### What you should do
Show every line that has the string "ylabel" in it.

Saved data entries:
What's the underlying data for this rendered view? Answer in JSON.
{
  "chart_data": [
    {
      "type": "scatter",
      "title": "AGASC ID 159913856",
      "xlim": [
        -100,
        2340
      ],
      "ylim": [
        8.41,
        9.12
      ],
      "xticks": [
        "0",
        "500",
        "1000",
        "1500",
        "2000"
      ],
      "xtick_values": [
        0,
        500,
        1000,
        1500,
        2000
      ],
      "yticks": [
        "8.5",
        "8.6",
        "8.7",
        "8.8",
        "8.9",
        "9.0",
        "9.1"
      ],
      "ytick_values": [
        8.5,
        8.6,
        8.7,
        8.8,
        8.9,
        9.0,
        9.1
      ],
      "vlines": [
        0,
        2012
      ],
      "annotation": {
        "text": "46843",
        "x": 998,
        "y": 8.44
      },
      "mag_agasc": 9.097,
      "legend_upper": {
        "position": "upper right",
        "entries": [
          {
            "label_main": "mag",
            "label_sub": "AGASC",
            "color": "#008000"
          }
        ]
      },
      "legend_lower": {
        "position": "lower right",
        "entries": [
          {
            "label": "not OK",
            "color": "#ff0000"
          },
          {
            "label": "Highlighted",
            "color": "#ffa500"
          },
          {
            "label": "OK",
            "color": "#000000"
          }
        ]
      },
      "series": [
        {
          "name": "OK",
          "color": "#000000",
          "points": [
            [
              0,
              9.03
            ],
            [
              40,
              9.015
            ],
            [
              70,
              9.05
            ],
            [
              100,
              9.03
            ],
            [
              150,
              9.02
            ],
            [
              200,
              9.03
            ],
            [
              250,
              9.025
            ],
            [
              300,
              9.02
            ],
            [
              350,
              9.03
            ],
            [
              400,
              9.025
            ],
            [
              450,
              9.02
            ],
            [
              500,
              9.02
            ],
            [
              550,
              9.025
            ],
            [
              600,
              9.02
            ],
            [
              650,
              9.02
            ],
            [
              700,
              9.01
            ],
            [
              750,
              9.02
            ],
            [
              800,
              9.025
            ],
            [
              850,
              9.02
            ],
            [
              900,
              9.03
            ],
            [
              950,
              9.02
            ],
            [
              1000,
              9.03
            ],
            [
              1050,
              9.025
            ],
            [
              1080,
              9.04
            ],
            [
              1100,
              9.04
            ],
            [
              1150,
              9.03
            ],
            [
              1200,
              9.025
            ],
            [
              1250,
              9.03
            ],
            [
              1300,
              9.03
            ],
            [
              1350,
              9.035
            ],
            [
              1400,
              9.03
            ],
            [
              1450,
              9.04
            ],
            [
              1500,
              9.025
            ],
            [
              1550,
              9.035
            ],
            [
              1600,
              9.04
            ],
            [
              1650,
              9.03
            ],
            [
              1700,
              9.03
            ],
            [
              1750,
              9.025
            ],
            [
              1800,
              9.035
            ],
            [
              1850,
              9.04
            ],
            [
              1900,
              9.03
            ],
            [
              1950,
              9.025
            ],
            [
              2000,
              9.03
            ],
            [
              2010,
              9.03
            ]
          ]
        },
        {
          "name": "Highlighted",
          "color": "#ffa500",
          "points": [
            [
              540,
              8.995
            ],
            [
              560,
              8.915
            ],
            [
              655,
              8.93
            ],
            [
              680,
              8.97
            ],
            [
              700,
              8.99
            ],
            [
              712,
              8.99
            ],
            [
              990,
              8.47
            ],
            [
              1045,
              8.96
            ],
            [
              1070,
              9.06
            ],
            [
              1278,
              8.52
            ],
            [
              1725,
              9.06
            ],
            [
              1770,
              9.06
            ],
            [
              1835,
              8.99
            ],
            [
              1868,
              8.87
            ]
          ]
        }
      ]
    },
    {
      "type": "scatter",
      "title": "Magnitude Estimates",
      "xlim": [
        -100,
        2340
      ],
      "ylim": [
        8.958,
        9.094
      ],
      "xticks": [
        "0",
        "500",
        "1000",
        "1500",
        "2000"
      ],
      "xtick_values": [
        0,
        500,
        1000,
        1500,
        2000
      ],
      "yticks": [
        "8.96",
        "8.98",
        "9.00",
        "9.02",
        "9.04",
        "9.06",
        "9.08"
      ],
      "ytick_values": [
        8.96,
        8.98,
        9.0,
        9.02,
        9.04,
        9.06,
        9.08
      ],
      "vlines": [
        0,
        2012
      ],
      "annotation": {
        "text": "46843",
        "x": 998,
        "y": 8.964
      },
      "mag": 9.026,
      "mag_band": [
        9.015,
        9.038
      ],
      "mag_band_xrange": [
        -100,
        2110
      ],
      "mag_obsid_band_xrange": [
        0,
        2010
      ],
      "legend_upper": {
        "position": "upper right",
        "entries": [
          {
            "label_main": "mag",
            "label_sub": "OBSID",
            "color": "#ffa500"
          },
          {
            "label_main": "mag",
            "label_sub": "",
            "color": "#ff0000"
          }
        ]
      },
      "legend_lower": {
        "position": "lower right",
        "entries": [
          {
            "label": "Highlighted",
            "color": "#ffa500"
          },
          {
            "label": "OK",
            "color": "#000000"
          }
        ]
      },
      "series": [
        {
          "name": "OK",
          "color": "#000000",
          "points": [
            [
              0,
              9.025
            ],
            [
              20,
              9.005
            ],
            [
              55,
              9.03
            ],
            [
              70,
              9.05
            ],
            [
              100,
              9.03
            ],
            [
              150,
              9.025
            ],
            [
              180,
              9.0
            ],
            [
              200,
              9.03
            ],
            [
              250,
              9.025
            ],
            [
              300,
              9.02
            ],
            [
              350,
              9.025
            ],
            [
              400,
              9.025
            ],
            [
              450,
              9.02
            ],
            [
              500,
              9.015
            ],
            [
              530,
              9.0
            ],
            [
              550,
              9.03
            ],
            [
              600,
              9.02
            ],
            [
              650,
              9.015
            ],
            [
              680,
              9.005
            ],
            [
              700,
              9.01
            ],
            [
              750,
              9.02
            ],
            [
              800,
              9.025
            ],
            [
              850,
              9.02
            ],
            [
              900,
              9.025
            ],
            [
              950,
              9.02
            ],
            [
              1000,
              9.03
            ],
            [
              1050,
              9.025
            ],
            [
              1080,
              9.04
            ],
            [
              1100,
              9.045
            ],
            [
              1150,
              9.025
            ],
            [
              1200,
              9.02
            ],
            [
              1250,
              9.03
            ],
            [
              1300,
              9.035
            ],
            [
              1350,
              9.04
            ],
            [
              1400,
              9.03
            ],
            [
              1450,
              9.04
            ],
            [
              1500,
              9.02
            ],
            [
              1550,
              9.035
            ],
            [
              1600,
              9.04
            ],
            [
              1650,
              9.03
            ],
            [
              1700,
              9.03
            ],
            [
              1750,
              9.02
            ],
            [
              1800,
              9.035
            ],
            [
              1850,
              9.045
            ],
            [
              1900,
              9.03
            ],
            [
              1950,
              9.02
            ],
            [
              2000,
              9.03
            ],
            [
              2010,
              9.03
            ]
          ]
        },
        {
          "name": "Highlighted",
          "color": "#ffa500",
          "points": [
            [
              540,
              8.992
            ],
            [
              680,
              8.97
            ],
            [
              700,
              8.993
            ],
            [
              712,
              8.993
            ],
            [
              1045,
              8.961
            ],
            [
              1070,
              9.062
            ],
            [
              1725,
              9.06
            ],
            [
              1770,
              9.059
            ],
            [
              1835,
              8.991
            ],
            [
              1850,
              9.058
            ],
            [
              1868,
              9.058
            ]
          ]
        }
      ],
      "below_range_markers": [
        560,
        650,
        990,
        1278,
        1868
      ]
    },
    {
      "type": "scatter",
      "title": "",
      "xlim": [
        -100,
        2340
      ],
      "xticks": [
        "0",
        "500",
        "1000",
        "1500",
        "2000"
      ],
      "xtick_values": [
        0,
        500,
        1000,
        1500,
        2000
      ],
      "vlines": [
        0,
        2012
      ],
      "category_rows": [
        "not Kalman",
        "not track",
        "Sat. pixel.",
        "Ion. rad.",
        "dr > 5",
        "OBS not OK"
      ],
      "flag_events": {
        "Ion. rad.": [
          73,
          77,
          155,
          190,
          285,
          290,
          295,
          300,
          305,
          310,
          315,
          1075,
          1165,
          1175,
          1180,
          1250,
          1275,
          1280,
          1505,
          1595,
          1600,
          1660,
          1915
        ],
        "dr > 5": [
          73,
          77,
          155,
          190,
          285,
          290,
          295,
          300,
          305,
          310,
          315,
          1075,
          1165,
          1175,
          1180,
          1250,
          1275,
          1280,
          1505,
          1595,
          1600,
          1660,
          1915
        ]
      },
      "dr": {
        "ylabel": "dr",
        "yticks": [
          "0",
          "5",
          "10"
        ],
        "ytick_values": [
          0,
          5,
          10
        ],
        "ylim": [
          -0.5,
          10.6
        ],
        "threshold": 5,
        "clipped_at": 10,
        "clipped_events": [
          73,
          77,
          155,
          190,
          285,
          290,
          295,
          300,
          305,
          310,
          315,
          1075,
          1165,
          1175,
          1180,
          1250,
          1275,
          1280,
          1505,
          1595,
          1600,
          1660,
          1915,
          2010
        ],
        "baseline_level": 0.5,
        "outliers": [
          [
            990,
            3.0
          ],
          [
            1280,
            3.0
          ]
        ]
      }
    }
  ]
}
* * *
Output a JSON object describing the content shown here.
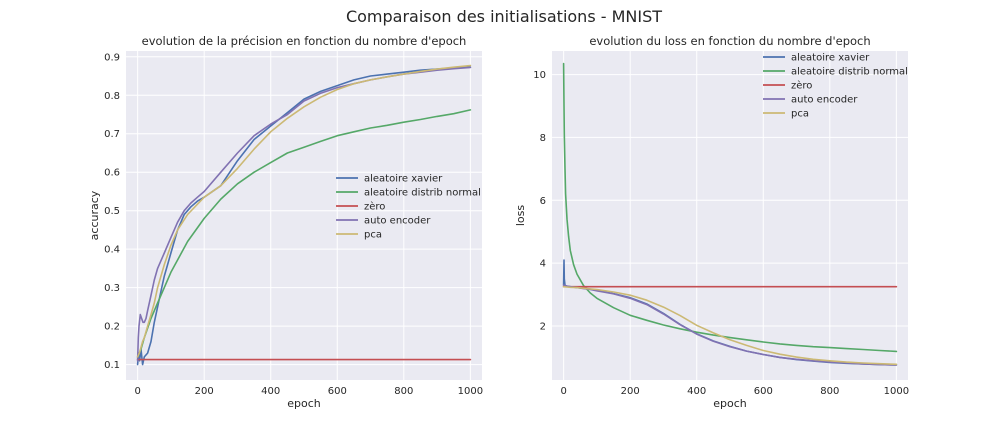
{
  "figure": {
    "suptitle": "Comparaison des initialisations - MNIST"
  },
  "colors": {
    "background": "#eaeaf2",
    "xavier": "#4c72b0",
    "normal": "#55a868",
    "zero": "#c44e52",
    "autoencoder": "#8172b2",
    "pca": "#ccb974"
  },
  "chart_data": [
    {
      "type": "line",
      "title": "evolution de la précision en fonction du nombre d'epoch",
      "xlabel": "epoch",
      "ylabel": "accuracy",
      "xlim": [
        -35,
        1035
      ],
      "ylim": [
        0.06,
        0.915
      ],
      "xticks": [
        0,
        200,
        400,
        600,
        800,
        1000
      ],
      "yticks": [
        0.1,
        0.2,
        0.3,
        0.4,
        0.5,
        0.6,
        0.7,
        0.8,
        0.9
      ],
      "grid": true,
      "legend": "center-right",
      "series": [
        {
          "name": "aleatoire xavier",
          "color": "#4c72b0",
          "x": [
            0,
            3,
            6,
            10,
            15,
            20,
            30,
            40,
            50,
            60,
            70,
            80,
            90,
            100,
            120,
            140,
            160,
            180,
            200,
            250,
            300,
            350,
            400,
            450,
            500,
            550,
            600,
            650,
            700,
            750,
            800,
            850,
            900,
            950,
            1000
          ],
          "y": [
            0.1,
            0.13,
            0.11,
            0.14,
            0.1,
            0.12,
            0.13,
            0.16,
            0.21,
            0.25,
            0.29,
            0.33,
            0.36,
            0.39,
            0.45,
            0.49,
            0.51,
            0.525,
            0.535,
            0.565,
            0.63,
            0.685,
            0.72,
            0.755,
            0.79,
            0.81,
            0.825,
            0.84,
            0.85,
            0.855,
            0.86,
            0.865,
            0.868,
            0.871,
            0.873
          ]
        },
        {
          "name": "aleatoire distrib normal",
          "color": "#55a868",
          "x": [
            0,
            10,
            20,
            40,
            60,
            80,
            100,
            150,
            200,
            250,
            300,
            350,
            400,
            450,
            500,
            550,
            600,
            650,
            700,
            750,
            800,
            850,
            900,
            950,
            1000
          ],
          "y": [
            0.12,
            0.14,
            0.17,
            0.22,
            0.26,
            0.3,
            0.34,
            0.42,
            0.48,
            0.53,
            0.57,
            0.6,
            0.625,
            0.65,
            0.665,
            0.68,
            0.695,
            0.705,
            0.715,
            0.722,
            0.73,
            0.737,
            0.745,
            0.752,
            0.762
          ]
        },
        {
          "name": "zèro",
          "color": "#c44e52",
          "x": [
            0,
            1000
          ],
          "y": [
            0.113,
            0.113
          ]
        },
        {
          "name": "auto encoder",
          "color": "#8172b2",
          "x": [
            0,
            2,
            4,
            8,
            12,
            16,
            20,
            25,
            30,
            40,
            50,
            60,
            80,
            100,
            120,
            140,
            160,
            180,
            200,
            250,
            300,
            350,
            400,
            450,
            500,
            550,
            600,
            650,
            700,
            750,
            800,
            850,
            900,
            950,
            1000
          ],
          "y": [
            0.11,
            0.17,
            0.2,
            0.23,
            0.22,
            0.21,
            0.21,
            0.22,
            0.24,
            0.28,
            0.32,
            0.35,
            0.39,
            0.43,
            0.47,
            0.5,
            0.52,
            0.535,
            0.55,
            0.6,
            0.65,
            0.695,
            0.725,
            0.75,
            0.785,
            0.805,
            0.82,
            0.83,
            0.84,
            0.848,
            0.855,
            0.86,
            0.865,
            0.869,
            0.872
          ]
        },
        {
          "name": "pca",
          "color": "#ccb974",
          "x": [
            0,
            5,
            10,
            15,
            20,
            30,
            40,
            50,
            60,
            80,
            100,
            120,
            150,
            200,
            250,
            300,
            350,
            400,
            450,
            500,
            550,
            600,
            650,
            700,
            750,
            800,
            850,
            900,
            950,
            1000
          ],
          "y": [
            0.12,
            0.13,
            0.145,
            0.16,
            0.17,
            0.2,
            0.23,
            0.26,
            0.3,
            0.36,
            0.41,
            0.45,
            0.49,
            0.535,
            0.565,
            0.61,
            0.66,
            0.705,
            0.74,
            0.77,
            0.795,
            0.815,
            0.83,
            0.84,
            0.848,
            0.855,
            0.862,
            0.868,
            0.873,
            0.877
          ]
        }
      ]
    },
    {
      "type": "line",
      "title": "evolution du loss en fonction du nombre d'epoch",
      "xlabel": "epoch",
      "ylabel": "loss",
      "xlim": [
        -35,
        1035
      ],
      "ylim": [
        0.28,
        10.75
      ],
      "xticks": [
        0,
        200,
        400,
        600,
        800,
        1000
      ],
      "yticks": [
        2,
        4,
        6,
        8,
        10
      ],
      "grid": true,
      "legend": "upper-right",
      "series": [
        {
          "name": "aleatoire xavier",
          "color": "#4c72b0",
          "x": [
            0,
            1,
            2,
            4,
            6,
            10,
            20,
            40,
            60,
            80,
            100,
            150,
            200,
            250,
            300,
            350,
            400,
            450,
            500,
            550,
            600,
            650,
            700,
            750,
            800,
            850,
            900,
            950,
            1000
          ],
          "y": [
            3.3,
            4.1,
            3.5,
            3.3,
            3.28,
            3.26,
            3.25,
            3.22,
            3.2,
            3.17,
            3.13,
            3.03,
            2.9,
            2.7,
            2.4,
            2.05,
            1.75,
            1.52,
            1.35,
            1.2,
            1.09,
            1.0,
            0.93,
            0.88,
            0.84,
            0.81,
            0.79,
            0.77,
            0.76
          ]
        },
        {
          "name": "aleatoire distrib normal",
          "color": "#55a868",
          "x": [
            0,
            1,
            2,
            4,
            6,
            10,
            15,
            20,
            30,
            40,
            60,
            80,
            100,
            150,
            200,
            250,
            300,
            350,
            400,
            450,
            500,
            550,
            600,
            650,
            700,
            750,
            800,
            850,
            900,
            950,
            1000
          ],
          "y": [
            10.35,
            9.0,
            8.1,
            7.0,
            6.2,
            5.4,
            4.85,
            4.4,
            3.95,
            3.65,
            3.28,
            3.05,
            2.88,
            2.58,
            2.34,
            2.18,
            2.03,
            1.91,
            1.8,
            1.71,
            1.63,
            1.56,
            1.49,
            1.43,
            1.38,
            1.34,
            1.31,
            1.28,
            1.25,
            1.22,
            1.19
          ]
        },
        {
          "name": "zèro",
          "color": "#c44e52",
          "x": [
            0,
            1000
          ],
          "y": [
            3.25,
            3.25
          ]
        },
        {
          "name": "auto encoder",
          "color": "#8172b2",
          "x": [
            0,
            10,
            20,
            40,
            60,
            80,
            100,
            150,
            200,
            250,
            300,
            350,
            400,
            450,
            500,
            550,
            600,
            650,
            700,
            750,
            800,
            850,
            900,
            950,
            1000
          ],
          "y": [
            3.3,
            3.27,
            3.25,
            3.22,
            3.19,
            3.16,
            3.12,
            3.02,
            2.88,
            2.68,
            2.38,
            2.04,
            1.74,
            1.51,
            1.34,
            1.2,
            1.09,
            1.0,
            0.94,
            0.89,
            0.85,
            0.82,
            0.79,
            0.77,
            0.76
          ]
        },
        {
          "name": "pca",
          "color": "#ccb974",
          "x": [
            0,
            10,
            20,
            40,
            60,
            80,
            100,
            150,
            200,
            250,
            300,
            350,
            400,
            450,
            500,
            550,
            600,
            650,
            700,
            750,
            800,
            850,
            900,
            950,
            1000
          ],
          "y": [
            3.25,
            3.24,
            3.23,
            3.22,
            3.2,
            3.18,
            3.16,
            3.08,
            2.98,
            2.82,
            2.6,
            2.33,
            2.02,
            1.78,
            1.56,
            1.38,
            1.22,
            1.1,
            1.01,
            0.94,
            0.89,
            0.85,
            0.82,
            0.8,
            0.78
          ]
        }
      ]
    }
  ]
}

### Exercise response
        "ylabel": "dr",
      "ylabel": "accuracy",
      "ylabel": "loss",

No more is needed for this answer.